◆ Available records ◆
■ ■ ■ ■

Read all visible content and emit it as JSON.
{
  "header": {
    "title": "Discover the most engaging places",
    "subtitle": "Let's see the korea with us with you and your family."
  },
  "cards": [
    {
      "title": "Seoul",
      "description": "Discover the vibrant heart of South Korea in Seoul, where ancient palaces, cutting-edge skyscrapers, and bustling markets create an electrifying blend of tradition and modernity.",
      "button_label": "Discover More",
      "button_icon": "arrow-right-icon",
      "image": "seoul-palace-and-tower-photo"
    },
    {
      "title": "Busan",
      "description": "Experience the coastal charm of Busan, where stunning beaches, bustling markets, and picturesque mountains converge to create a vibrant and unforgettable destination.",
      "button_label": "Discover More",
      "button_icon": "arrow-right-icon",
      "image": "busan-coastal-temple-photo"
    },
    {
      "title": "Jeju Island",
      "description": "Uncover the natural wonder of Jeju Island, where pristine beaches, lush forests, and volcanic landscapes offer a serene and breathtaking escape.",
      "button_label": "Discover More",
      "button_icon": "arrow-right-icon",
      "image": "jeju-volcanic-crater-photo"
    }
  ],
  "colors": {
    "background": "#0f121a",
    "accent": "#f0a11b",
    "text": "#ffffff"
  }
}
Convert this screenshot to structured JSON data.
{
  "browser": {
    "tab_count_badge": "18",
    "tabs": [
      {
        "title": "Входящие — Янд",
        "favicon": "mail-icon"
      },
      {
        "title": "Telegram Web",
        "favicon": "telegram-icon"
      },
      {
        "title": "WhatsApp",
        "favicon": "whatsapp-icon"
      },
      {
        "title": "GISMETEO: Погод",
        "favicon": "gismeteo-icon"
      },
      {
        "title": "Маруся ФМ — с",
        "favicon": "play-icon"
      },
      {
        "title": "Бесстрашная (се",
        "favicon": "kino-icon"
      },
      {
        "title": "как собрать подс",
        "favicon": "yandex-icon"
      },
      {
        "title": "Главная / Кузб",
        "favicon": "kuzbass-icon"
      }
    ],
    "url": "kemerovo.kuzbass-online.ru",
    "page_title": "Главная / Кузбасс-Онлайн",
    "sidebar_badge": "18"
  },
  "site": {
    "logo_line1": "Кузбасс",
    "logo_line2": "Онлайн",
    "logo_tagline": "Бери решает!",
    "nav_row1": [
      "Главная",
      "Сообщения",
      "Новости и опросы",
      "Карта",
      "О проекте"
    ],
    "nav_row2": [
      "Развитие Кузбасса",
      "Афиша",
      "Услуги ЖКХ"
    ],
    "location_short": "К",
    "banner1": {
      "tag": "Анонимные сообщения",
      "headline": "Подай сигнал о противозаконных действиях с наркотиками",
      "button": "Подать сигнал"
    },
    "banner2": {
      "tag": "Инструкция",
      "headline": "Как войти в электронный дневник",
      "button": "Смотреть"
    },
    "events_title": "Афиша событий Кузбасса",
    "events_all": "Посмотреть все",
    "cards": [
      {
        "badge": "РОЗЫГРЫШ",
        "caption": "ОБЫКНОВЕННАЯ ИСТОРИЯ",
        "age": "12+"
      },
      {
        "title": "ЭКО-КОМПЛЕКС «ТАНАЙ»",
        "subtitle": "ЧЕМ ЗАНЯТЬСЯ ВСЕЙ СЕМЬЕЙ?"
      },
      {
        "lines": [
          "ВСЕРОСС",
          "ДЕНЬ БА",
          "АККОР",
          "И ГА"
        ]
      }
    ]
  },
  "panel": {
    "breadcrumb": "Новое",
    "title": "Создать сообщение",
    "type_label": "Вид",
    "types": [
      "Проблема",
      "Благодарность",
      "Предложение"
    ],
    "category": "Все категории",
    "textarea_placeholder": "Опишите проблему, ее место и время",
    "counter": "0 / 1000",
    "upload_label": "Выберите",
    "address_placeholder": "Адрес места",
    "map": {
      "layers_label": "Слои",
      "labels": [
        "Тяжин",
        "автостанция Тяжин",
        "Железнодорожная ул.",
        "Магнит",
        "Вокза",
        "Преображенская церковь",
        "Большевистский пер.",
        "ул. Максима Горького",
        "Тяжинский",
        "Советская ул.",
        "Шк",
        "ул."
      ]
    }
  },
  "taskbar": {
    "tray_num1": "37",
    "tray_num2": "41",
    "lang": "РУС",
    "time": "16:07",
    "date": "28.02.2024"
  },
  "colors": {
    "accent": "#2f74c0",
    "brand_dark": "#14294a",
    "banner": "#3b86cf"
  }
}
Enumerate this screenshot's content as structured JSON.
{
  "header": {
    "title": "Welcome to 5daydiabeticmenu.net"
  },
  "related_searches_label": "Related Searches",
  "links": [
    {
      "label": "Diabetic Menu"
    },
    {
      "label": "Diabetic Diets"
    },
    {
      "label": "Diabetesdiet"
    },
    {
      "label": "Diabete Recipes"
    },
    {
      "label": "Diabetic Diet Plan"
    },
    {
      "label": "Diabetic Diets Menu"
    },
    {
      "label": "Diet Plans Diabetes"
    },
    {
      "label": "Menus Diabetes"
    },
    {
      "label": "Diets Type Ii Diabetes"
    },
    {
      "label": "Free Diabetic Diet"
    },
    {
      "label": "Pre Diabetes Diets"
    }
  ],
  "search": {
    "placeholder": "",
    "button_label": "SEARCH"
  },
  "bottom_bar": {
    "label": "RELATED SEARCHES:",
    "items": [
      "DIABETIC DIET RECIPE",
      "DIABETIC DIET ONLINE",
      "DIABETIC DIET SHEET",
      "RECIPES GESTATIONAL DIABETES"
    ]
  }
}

■ ■ ■ ■

Everything from the line with "Enumerate this screenshot's" to the end of the listing above needs to be duplicated exactly, both end lines included, with nothing more.

Enumerate this screenshot's content as structured JSON.
{
  "header": {
    "title": "Welcome to 5daydiabeticmenu.net"
  },
  "related_searches_label": "Related Searches",
  "links": [
    {
      "label": "Diabetic Menu"
    },
    {
      "label": "Diabetic Diets"
    },
    {
      "label": "Diabetesdiet"
    },
    {
      "label": "Diabete Recipes"
    },
    {
      "label": "Diabetic Diet Plan"
    },
    {
      "label": "Diabetic Diets Menu"
    },
    {
      "label": "Diet Plans Diabetes"
    },
    {
      "label": "Menus Diabetes"
    },
    {
      "label": "Diets Type Ii Diabetes"
    },
    {
      "label": "Free Diabetic Diet"
    },
    {
      "label": "Pre Diabetes Diets"
    }
  ],
  "search": {
    "placeholder": "",
    "button_label": "SEARCH"
  },
  "bottom_bar": {
    "label": "RELATED SEARCHES:",
    "items": [
      "DIABETIC DIET RECIPE",
      "DIABETIC DIET ONLINE",
      "DIABETIC DIET SHEET",
      "RECIPES GESTATIONAL DIABETES"
    ]
  }
}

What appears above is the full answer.